» Task brief
Each line of the listing must be transcribed exactly, except for the images, which should be excluded.

» Material
· · · · · · ·

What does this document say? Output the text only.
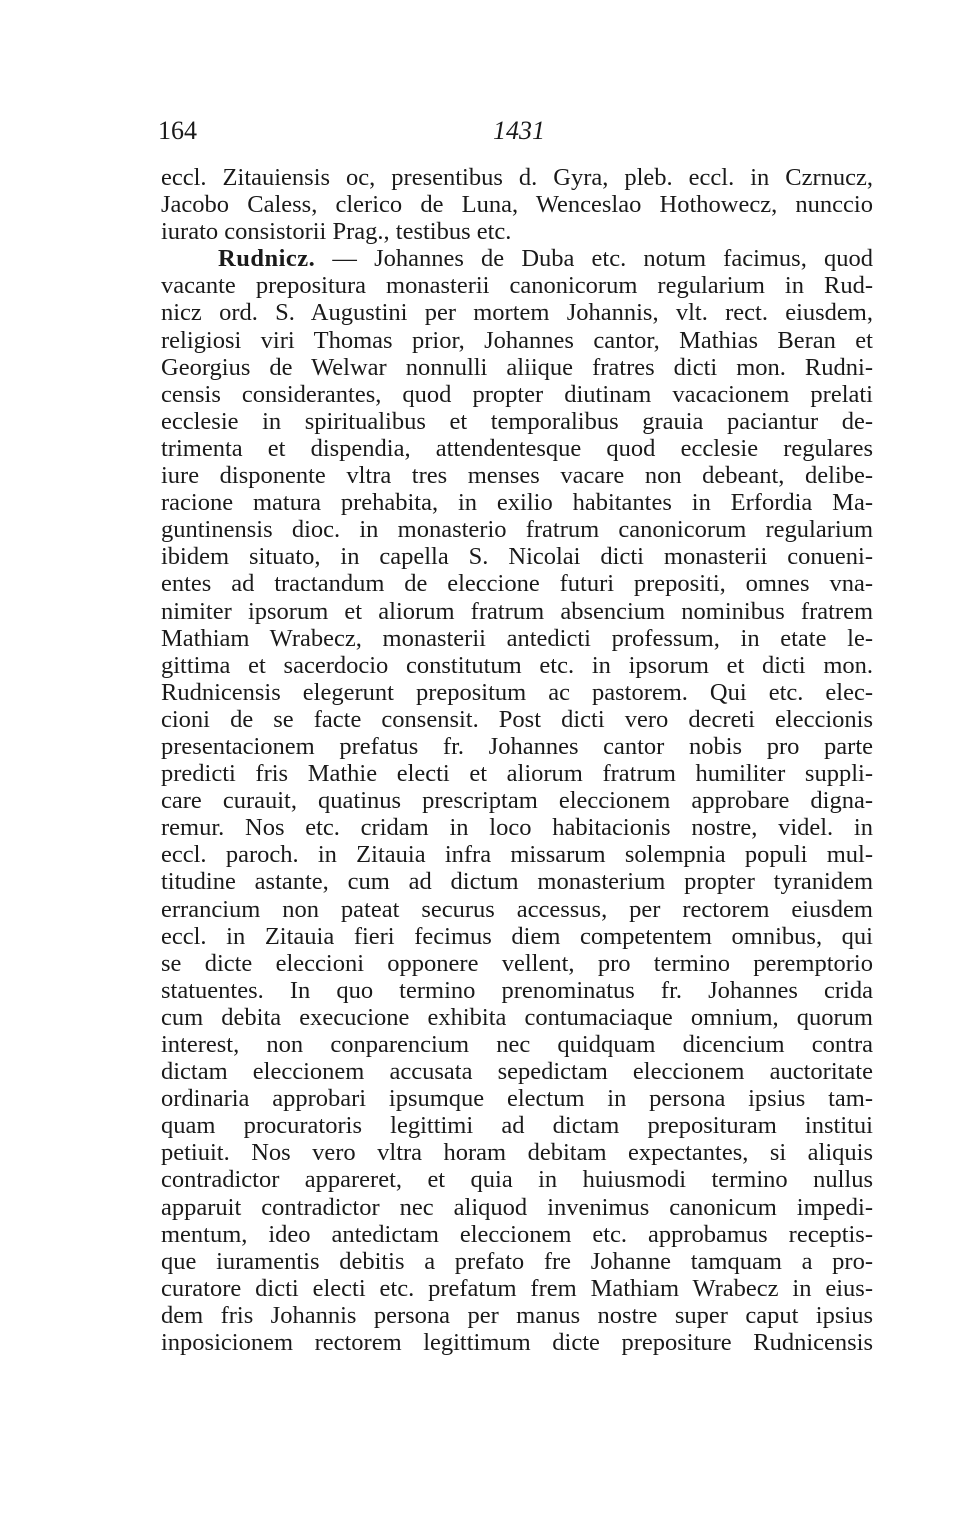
164	1431
eccl. Zitauiensis oc, presentibus d. Gyra, pleb. eccl. in Czrnucz,
Jacobo Caless, clerico de Luna, Wenceslao Hothowecz, nunccio
iurato consistorii Prag., testibus etc.
Rudnicz. — Johannes de Duba etc. notum facimus, quod
vacante prepositura monasterii canonicorum regularium in Rud-
nicz ord. S. Augustini per mortem Johannis, vlt. rect. eiusdem,
religiosi viri Thomas prior, Johannes cantor, Mathias Beran et
Georgius de Welwar nonnulli aliique fratres dicti mon. Rudni-
censis considerantes, quod propter diutinam vacacionem prelati
ecclesie in spiritualibus et temporalibus grauia paciantur de-
trimenta et dispendia, attendentesque quod ecclesie regulares
iure disponente vltra tres menses vacare non debeant, delibe-
racione matura prehabita, in exilio habitantes in Erfordia Ma-
guntinensis dioc. in monasterio fratrum canonicorum regularium
ibidem situato, in capella S. Nicolai dicti monasterii conueni-
entes ad tractandum de eleccione futuri prepositi, omnes vna-
nimiter ipsorum et aliorum fratrum absencium nominibus fratrem
Mathiam Wrabecz, monasterii antedicti professum, in etate le-
gittima et sacerdocio constitutum etc. in ipsorum et dicti mon.
Rudnicensis elegerunt prepositum ac pastorem. Qui etc. elec-
cioni de se facte consensit. Post dicti vero decreti eleccionis
presentacionem prefatus fr. Johannes cantor nobis pro parte
predicti fris Mathie electi et aliorum fratrum humiliter suppli-
care curauit, quatinus prescriptam eleccionem approbare digna-
remur. Nos etc. cridam in loco habitacionis nostre, videl. in
eccl. paroch. in Zitauia infra missarum solempnia populi mul-
titudine astante, cum ad dictum monasterium propter tyranidem
errancium non pateat securus accessus, per rectorem eiusdem
eccl. in Zitauia fieri fecimus diem competentem omnibus, qui
se dicte eleccioni opponere vellent, pro termino peremptorio
statuentes. In quo termino prenominatus fr. Johannes crida
cum debita execucione exhibita contumaciaque omnium, quorum
interest, non conparencium nec quidquam dicencium contra
dictam eleccionem accusata sepedictam eleccionem auctoritate
ordinaria approbari ipsumque electum in persona ipsius tam-
quam procuratoris legittimi ad dictam preposituram institui
petiuit. Nos vero vltra horam debitam expectantes, si aliquis
contradictor appareret, et quia in huiusmodi termino nullus
apparuit contradictor nec aliquod invenimus canonicum impedi-
mentum, ideo antedictam eleccionem etc. approbamus receptis-
que iuramentis debitis a prefato fre Johanne tamquam a pro-
curatore dicti electi etc. prefatum frem Mathiam Wrabecz in eius-
dem fris Johannis persona per manus nostre super caput ipsius
inposicionem rectorem legittimum dicte prepositure Rudnicensis
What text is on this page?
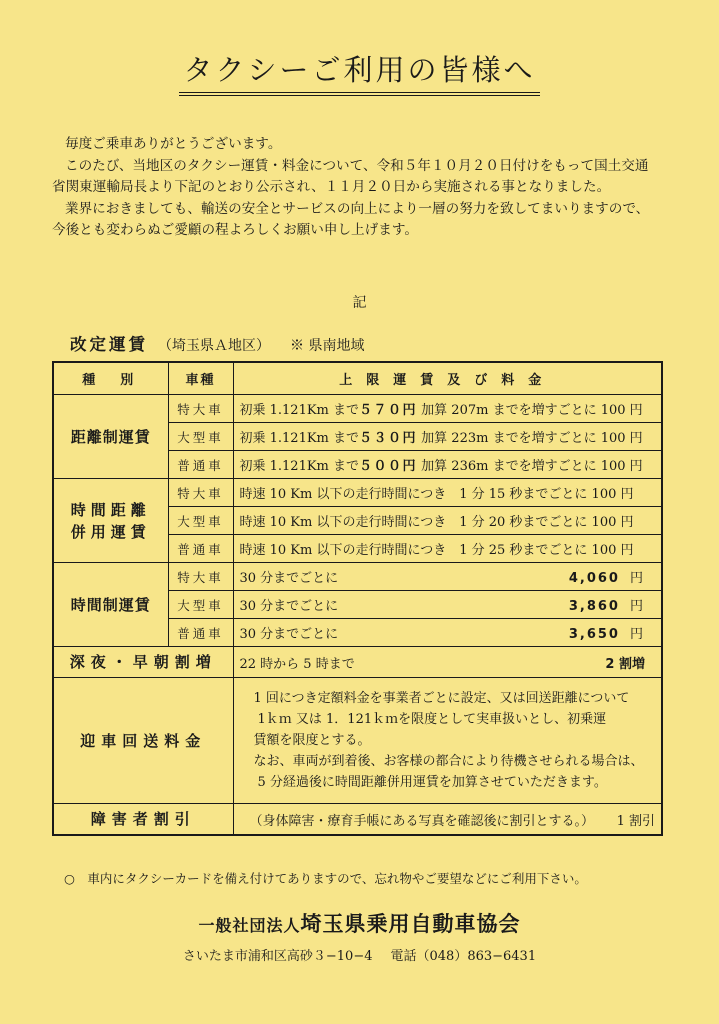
タクシーご利用の皆様へ

毎度ご乗車ありがとうございます。

このたび、当地区のタクシー運賃・料金について、令和５年１０月２０日付けをもって国土交通

省関東運輸局長より下記のとおり公示され、１１月２０日から実施される事となりました。

業界におきましても、輸送の安全とサービスの向上により一層の努力を致してまいりますので、

今後とも変わらぬご愛顧の程よろしくお願い申し上げます。

記
改定運賃 （埼玉県Ａ地区） ※ 県南地域
種　別	車種	上限運賃及び料金
距離制運賃	特大車	初乗 1.121Km まで５７０円 加算 207m までを増すごとに 100 円
	大型車	初乗 1.121Km まで５３０円 加算 223m までを増すごとに 100 円
	普通車	初乗 1.121Km まで５００円 加算 236m までを増すごとに 100 円

時間距離
併用運賃	特大車	時速 10 Km 以下の走行時間につき　1 分 15 秒までごとに 100 円
	大型車	時速 10 Km 以下の走行時間につき　1 分 20 秒までごとに 100 円
	普通車	時速 10 Km 以下の走行時間につき　1 分 25 秒までごとに 100 円
時間制運賃	特大車	30 分までごとに 4,060 円

	大型車	30 分までごとに 3,860 円

	普通車	30 分までごとに 3,650 円

深夜・早朝割増		22 時から 5 時まで 2 割増

迎車回送料金		1 回につき定額料金を事業者ごとに設定、又は回送距離について

1ｋｍ 又は 1．121ｋｍを限度として実車扱いとし、初乗運

賃額を限度とする。

なお、車両が到着後、お客様の都合により待機させられる場合は、

5 分経過後に時間距離併用運賃を加算させていただきます。

障害者割引		（身体障害・療育手帳にある写真を確認後に割引とする。） 1 割引
○　車内にタクシーカードを備え付けてありますので、忘れ物やご要望などにご利用下さい。
一般社団法人埼玉県乗用自動車協会
さいたま市浦和区高砂３−10−4 電話（048）863−6431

· · · · · · ·

» Solution to this problem
What does this document say? Output the text only.
164	1431
eccl. Zitauiensis oc, presentibus d. Gyra, pleb. eccl. in Czrnucz,
Jacobo Caless, clerico de Luna, Wenceslao Hothowecz, nunccio
iurato consistorii Prag., testibus etc.
Rudnicz. — Johannes de Duba etc. notum facimus, quod
vacante prepositura monasterii canonicorum regularium in Rud-
nicz ord. S. Augustini per mortem Johannis, vlt. rect. eiusdem,
religiosi viri Thomas prior, Johannes cantor, Mathias Beran et
Georgius de Welwar nonnulli aliique fratres dicti mon. Rudni-
censis considerantes, quod propter diutinam vacacionem prelati
ecclesie in spiritualibus et temporalibus grauia paciantur de-
trimenta et dispendia, attendentesque quod ecclesie regulares
iure disponente vltra tres menses vacare non debeant, delibe-
racione matura prehabita, in exilio habitantes in Erfordia Ma-
guntinensis dioc. in monasterio fratrum canonicorum regularium
ibidem situato, in capella S. Nicolai dicti monasterii conueni-
entes ad tractandum de eleccione futuri prepositi, omnes vna-
nimiter ipsorum et aliorum fratrum absencium nominibus fratrem
Mathiam Wrabecz, monasterii antedicti professum, in etate le-
gittima et sacerdocio constitutum etc. in ipsorum et dicti mon.
Rudnicensis elegerunt prepositum ac pastorem. Qui etc. elec-
cioni de se facte consensit. Post dicti vero decreti eleccionis
presentacionem prefatus fr. Johannes cantor nobis pro parte
predicti fris Mathie electi et aliorum fratrum humiliter suppli-
care curauit, quatinus prescriptam eleccionem approbare digna-
remur. Nos etc. cridam in loco habitacionis nostre, videl. in
eccl. paroch. in Zitauia infra missarum solempnia populi mul-
titudine astante, cum ad dictum monasterium propter tyranidem
errancium non pateat securus accessus, per rectorem eiusdem
eccl. in Zitauia fieri fecimus diem competentem omnibus, qui
se dicte eleccioni opponere vellent, pro termino peremptorio
statuentes. In quo termino prenominatus fr. Johannes crida
cum debita execucione exhibita contumaciaque omnium, quorum
interest, non conparencium nec quidquam dicencium contra
dictam eleccionem accusata sepedictam eleccionem auctoritate
ordinaria approbari ipsumque electum in persona ipsius tam-
quam procuratoris legittimi ad dictam preposituram institui
petiuit. Nos vero vltra horam debitam expectantes, si aliquis
contradictor appareret, et quia in huiusmodi termino nullus
apparuit contradictor nec aliquod invenimus canonicum impedi-
mentum, ideo antedictam eleccionem etc. approbamus receptis-
que iuramentis debitis a prefato fre Johanne tamquam a pro-
curatore dicti electi etc. prefatum frem Mathiam Wrabecz in eius-
dem fris Johannis persona per manus nostre super caput ipsius
inposicionem rectorem legittimum dicte prepositure Rudnicensis
What text is on this page?
タクシーご利用の皆様へ

毎度ご乗車ありがとうございます。

このたび、当地区のタクシー運賃・料金について、令和５年１０月２０日付けをもって国土交通

省関東運輸局長より下記のとおり公示され、１１月２０日から実施される事となりました。

業界におきましても、輸送の安全とサービスの向上により一層の努力を致してまいりますので、

今後とも変わらぬご愛顧の程よろしくお願い申し上げます。

記
改定運賃 （埼玉県Ａ地区） ※ 県南地域
種　別	車種	上限運賃及び料金
距離制運賃	特大車	初乗 1.121Km まで５７０円 加算 207m までを増すごとに 100 円
	大型車	初乗 1.121Km まで５３０円 加算 223m までを増すごとに 100 円
	普通車	初乗 1.121Km まで５００円 加算 236m までを増すごとに 100 円

時間距離
併用運賃	特大車	時速 10 Km 以下の走行時間につき　1 分 15 秒までごとに 100 円
	大型車	時速 10 Km 以下の走行時間につき　1 分 20 秒までごとに 100 円
	普通車	時速 10 Km 以下の走行時間につき　1 分 25 秒までごとに 100 円
時間制運賃	特大車	30 分までごとに 4,060 円

	大型車	30 分までごとに 3,860 円

	普通車	30 分までごとに 3,650 円

深夜・早朝割増		22 時から 5 時まで 2 割増

迎車回送料金		1 回につき定額料金を事業者ごとに設定、又は回送距離について

1ｋｍ 又は 1．121ｋｍを限度として実車扱いとし、初乗運

賃額を限度とする。

なお、車両が到着後、お客様の都合により待機させられる場合は、

5 分経過後に時間距離併用運賃を加算させていただきます。

障害者割引		（身体障害・療育手帳にある写真を確認後に割引とする。） 1 割引
○　車内にタクシーカードを備え付けてありますので、忘れ物やご要望などにご利用下さい。
一般社団法人埼玉県乗用自動車協会
さいたま市浦和区高砂３−10−4 電話（048）863−6431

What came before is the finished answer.